Copy each line of the records that contains the word "해결하는".

>> start

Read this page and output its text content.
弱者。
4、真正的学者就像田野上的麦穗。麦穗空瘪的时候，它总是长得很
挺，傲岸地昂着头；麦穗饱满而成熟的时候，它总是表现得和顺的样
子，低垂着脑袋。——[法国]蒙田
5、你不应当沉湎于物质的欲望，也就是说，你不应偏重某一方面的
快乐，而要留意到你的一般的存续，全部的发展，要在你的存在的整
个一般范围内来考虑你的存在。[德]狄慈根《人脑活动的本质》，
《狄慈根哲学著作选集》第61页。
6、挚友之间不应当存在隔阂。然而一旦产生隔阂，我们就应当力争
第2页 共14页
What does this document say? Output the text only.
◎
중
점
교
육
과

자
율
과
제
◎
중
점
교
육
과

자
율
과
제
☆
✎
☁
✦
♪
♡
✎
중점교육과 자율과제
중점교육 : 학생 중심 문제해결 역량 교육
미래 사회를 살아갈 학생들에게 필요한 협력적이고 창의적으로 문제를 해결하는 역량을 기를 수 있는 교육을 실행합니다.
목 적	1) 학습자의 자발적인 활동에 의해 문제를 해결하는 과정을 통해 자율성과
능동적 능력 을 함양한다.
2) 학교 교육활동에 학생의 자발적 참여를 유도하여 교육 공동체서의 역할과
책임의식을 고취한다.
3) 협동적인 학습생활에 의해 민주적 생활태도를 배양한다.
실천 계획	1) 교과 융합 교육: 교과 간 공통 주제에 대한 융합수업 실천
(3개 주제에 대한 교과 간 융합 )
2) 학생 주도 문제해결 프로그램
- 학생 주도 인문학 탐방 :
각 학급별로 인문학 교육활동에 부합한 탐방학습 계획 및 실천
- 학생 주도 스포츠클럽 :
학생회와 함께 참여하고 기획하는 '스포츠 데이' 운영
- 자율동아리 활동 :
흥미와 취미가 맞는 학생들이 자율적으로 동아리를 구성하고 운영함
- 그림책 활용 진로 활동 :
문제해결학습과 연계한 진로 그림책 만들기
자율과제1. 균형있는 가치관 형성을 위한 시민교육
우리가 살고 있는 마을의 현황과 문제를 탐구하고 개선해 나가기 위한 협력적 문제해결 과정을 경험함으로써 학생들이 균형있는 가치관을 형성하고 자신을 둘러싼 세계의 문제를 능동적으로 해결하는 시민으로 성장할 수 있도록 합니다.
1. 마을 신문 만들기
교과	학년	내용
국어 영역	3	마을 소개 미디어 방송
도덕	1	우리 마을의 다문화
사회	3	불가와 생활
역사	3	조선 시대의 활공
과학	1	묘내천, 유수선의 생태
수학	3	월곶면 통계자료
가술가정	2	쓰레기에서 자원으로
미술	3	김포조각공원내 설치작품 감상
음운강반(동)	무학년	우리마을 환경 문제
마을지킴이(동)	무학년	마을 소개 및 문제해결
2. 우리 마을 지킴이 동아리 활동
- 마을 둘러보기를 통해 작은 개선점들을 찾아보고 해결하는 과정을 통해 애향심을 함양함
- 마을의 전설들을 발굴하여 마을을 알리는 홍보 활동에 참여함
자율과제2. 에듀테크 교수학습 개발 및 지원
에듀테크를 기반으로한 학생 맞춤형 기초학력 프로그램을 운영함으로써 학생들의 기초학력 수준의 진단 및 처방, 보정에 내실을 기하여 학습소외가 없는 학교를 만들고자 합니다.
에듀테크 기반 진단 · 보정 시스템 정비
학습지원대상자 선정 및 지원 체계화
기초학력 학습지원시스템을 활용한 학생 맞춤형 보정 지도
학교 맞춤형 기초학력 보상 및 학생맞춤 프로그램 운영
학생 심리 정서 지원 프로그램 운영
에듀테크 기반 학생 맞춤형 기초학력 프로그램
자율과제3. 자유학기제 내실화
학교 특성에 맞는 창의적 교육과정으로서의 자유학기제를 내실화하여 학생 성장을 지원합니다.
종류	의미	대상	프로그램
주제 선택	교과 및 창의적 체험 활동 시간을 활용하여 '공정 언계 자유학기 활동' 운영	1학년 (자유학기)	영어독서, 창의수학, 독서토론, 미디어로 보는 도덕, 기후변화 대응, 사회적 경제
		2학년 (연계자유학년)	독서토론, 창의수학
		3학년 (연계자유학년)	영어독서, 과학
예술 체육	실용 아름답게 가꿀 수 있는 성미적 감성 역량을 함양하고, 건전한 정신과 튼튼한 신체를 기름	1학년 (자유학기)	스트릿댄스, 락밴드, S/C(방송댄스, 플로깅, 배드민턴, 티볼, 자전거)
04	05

>> end

Completed task =>
미래 사회를 살아갈 학생들에게 필요한 협력적이고 창의적으로 문제를 해결하는 역량을 기를 수 있는 교육을 실행합니다.
목 적	1) 학습자의 자발적인 활동에 의해 문제를 해결하는 과정을 통해 자율성과
우리가 살고 있는 마을의 현황과 문제를 탐구하고 개선해 나가기 위한 협력적 문제해결 과정을 경험함으로써 학생들이 균형있는 가치관을 형성하고 자신을 둘러싼 세계의 문제를 능동적으로 해결하는 시민으로 성장할 수 있도록 합니다.
- 마을 둘러보기를 통해 작은 개선점들을 찾아보고 해결하는 과정을 통해 애향심을 함양함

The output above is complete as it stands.